**SHORT PROBLEM**
In the records that follow, show each line where the word "million" is present.

======== SOURCE DATA ========

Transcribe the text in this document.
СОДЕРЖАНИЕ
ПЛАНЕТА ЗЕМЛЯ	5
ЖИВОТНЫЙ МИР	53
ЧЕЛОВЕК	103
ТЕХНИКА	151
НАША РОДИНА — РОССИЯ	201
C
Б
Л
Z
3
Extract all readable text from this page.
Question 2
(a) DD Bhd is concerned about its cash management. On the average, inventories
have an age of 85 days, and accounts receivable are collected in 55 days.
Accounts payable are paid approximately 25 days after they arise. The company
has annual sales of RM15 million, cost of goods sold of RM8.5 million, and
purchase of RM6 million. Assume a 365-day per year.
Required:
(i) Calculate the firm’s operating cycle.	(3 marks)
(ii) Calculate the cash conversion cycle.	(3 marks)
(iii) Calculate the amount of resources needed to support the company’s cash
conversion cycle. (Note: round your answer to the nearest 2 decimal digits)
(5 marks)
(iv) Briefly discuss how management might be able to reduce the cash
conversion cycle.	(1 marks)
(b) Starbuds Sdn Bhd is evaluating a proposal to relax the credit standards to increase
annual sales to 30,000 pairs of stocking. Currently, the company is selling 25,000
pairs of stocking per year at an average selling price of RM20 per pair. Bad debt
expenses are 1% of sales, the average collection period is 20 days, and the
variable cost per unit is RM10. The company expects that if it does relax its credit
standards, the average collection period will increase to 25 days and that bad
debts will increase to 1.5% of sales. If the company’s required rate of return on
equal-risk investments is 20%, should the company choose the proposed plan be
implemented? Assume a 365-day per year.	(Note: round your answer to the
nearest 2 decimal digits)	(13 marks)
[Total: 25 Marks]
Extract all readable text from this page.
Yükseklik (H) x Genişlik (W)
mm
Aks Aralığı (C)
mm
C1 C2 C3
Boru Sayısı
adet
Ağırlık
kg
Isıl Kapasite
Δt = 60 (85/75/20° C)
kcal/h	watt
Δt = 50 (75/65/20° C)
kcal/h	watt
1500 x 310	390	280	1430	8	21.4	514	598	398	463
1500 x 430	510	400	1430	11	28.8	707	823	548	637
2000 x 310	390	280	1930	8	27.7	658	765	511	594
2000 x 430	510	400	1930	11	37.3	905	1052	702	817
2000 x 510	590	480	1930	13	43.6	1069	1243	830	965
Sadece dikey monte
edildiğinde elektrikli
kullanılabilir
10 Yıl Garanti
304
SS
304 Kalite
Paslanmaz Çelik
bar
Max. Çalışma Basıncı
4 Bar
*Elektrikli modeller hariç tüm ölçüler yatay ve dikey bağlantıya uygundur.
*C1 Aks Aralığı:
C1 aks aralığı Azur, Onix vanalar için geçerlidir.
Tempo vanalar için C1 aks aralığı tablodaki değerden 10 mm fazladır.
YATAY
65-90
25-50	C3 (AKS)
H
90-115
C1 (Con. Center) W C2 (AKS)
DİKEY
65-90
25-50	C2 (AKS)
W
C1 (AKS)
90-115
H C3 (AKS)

========

**FULL OUTPUT**
has annual sales of RM15 million, cost of goods sold of RM8.5 million, and
purchase of RM6 million. Assume a 365-day per year.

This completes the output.